• [OBIETTIVO 1]:
Rispondi alle domande seguenti sull'articolo sul futuro ibrido.
(a) Con quale titolo viene indicato l'articolo scritto in passato e citato nel testo?
(b) In quale settore la soluzione motore/generatore è ampiamente diffusa da anni?
(c) Quanti chilometri si possono percorrere con un litro di carburante sfruttando la tecnologia ibrida già disponibile?
• [OBIETTIVO 2]:
Modifica il passo dell'articolo sul futuro ibrido che comincia con "Anche se attualmente" e termina con "di vista fisico.". Al posto di "auto elettriche" scrivi "vetture elettriche".
• [OBIETTIVO 3]:
Prosegui l'articolo sul futuro ibrido a partire dall'ultima frase riportata.

• [ESTRATTO]:
:::

Il futuro è ibrido… a idrogeno – Parte 1: Considerazioni grandangolari

Rubrica: Automotive alternatvo

Titolo o argomento: Motori a idrogeno

Intro

Anche se attualmente non vi è una comunicazione chiara in tal proposito, forse per il timore (giustificato) di perturbare una delicata transizione, entro pochi anni il mercato della mobilità non sarà dominato dalle auto elettriche. Sebbene attualmente le vendite stiano gradualmente crescendo, si tratta in realtà di un prodotto introduttivo che aprirà a qualcosa di molto, molto più evoluto dal punto di vista fisico.

In passato scrissi un articolo che si intitola “Il futuro è ibrido” (vedi in basso i “Link correlati”). Per l’utente medio poteva essere difficile comprendermi in quegli anni ma, studiando dettagli tecnici approfonditi, era evidente che i veicoli a trazione puramente elettrica, per quanto strabocchevoli, affascinanti, puliti, interessanti, futuristici ed in grado di trasmettere al guidatore la sensazione nuova di essere a bordo di una astronave*, presentavano e presentano dei limiti che non affliggono invece i veicoli dotati di motore a combustione interna. Da ora in avanti considereremo i motori a combustione interna appartenenti a tre grandi varianti: quella puramente a combustione interna (che non è detto debba necessariamente essere alimentata da benzina, gasolio, gas metano o gpl), quella integrata nelle soluzioni ibride vere complete (capaci di due sistemi di trazione puri), nonché la variante integrata nelle soluzioni ibride range extender con motore a combustione interna il quale, in funzione di generatore elettrico, alimenta a regime costante un motore di trazione elettrico abbattendo la quantità di carburante impiegata dalla soluzione tradizionale con motore a c.i. collegato direttamente alle ruote (soluzione motore/generatore ampiamente diffusa da anni nel settore navale). Quest’ultima variante è disponibile oggi con alternative assai interessanti, e oltremodo pulite, che andremo presto ad analizzare.

I motori a combustione interna, pertanto, rimangono un punto di riferimento nonostante siano oramai vetusti e dotati di tecnologia più che matura, anziana, per non dire obsoleta. Essi, pur sempre capaci di un fascino puramente emozionale, e certamente secondario alle fondamentali priorità ambientali, permettono un piano di marcia notevolmente più semplice e consumi oramai irrisori (si può oggi tranquillamente arrivare ai 100 chilometri con un litro di carburante utilizzando tutta la tecnologia ibrida già disponibile).

:::

• [MATERIALE FORNITO]:
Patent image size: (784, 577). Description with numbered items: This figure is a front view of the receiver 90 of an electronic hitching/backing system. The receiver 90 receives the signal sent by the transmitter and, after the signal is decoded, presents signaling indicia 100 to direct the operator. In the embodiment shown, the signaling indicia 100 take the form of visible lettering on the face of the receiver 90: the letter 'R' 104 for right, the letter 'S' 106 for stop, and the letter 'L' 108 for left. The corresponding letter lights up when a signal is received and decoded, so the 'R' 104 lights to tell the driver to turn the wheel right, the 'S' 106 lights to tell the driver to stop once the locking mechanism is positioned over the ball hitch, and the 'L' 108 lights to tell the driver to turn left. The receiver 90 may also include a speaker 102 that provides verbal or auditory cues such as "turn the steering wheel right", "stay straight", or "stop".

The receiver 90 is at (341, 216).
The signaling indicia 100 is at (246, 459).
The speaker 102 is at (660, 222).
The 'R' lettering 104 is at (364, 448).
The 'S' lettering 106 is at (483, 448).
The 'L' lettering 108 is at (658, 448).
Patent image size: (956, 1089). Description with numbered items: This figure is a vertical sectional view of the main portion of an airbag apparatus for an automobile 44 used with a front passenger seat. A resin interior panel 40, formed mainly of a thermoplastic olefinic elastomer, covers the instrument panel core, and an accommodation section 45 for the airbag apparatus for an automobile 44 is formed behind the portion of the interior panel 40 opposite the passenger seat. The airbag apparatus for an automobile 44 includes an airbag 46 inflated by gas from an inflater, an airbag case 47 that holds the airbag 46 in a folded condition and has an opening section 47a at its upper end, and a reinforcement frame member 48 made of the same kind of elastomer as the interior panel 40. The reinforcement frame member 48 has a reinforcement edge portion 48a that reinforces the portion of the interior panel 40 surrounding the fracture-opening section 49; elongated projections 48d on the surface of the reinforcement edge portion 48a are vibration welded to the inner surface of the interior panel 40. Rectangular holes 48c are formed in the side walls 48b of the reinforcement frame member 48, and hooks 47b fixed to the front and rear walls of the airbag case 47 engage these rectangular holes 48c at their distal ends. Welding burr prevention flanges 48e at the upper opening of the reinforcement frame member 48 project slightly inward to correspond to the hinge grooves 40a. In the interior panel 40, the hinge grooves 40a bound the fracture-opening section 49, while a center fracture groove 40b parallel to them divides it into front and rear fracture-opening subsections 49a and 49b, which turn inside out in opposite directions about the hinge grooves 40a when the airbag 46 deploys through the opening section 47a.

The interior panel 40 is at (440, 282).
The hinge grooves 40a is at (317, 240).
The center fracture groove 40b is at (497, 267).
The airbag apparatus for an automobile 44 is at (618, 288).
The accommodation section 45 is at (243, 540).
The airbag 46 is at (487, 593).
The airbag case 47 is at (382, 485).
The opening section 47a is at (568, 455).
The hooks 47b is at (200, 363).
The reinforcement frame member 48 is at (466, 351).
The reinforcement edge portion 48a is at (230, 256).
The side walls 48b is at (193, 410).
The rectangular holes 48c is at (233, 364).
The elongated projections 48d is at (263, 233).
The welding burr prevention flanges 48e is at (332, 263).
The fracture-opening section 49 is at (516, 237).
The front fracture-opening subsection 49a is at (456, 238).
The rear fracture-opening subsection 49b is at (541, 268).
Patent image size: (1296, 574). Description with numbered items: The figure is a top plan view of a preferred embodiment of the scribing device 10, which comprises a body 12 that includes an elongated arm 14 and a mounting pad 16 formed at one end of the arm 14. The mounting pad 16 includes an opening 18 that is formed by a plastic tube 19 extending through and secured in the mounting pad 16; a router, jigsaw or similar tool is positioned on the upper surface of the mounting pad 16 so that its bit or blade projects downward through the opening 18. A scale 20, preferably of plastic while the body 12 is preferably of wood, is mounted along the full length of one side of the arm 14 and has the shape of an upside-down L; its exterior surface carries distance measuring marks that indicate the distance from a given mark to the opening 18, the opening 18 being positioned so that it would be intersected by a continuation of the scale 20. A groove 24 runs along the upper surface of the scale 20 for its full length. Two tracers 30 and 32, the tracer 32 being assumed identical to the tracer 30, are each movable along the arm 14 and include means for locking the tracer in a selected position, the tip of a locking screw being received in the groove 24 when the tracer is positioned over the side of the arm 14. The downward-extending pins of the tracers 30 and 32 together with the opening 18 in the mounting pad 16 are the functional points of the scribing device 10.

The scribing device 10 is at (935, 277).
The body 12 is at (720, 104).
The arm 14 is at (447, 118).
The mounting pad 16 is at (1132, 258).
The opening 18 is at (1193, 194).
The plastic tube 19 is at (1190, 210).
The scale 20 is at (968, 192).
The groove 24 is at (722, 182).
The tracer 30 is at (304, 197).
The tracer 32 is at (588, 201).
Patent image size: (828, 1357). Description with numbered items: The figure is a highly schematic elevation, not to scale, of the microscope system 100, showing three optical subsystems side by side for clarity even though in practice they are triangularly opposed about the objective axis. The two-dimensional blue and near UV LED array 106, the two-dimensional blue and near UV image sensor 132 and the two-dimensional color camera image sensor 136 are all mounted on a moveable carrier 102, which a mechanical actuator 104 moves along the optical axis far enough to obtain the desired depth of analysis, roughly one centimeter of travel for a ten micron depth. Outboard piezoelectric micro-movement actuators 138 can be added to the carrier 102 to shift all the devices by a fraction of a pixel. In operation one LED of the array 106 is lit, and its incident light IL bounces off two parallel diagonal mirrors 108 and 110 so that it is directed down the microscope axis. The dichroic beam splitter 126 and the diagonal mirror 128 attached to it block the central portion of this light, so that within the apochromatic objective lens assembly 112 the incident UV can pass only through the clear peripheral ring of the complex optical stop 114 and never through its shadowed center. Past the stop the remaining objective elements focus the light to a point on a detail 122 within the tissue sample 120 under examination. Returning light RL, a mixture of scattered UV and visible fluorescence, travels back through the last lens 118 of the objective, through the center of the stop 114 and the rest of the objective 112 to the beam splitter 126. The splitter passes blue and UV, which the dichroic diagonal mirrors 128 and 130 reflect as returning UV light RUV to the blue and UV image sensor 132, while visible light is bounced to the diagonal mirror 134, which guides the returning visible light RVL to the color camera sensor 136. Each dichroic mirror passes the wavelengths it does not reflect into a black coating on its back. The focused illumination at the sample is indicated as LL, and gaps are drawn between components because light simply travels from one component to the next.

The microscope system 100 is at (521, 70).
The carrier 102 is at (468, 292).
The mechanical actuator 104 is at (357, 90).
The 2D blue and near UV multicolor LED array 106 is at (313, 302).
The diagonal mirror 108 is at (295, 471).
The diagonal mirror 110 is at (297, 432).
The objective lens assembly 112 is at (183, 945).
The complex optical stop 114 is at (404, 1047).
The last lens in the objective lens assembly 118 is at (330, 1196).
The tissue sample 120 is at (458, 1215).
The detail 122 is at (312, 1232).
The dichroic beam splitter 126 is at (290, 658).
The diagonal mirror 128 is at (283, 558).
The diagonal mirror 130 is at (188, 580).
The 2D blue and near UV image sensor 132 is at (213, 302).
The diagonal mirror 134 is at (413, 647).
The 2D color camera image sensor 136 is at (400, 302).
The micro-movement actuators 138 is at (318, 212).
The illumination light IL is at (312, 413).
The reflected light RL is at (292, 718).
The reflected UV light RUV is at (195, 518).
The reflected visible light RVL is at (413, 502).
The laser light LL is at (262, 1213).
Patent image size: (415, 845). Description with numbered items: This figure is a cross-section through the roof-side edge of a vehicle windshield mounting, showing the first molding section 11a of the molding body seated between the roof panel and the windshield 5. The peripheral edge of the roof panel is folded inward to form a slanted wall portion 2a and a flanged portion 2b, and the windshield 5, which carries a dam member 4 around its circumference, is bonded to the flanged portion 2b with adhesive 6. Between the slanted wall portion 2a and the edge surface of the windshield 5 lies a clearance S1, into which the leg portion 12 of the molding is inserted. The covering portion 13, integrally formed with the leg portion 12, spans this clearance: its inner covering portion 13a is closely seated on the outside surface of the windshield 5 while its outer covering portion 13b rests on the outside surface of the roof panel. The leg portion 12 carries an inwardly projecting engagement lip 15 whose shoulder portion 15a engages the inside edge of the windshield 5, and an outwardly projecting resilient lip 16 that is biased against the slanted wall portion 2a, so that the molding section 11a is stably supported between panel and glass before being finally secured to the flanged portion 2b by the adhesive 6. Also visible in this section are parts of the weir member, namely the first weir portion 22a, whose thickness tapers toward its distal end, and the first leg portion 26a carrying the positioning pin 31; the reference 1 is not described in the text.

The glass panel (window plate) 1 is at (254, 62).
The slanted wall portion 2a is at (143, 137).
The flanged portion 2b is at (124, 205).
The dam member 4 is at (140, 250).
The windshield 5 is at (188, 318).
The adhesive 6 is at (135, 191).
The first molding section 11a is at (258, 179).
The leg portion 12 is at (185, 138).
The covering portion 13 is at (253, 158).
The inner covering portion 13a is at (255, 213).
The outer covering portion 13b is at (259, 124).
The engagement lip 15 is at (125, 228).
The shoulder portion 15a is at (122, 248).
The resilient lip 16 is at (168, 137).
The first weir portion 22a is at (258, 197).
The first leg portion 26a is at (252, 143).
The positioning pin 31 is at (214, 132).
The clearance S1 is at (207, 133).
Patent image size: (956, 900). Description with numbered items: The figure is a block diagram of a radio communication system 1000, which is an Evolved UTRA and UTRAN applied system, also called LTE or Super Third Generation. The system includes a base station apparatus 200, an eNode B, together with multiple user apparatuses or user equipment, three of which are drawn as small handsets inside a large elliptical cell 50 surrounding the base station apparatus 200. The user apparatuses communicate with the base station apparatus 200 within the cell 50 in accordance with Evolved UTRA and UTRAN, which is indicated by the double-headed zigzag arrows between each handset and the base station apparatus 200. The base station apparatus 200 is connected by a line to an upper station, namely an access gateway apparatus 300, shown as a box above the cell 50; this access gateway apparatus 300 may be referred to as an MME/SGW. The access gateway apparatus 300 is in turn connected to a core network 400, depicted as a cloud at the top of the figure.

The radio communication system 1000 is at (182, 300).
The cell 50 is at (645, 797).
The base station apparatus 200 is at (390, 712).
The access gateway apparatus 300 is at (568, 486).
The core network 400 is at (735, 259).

:::

• [RISPOSTA 1]:
(a) "Il futuro è ibrido".
(b) Nel settore navale.
(c) 100 chilometri.

• [RISPOSTA 2]:
Anche se attualmente non vi è una comunicazione chiara in tal proposito, forse per il timore (giustificato) di perturbare una delicata transizione, entro pochi anni il mercato della mobilità non sarà dominato dalle vetture elettriche. Sebbene attualmente le vendite stiano gradualmente crescendo, si tratta in realtà di un prodotto introduttivo che aprirà a qualcosa di molto, molto più evoluto dal punto di vista fisico.

• [RISPOSTA 3]:
Noi però sappiamo (perdonate la crudezza con cui solitamente osservo la realtà) che all’utente medio poco o affatto importa il tema dell’ambiente se non gli si offre l’equivalente di una caramella in cambio. Vuol sentire qualcosa di dolce, vuole servizi che ama credere siano in regalo, vuole risparmiare illudendosi che non ci saranno costi ad aumentare altrove per compensare quanto non ha pagato, vuole credere a tutte le sciocche semplificazioni a cui è solito credere nell’era attuale e fregarsene di tutto il resto. Vorrebbe persino, e questo è assurdo, assurdamente avido ed assurdamente stupido, arrivare a guadagnare sul cambio della vettura e sull’eventuale cambio della fonte di energia. L’utente medio attuale è folle, è viziato, è pretensioso e sciocco quanto basta da esser sufficientemente credulone. E tutto questo è possibile, nel momento in cui decide di dare il via ad un cambiamento, per l’intervallo di tempo industrialmente equivalente alla vita di una scintilla di saldatura che parte dall’emissione sino a quando tocca terra sulla superficie dell’ambiente in cui è stata generata spegnendosi.

*Sia per i sibili caratteristici delle diverse curve di accelerazione, sia per le sensazioni impresse sul corpo dalle accelerazioni stesse, sia per il silenzio che lascia importanti spazi di ascolto al rotolamento delle gomme.

Il problema dell’utente medio

Gli utenti delle auto elettriche, mediamente, sono a digiuno su tre aspetti fondamentali del prodotto: la profondità della tecnica (il prodotto sembra semplice ma… non lo è), il modo di utilizzo corretto (il prodotto sembra invincibile ed indistruttibile ma… non lo è) ed il modo di aver cura del prodotto (premiare e valorizzare il prodotto per il suo esteso potenziale).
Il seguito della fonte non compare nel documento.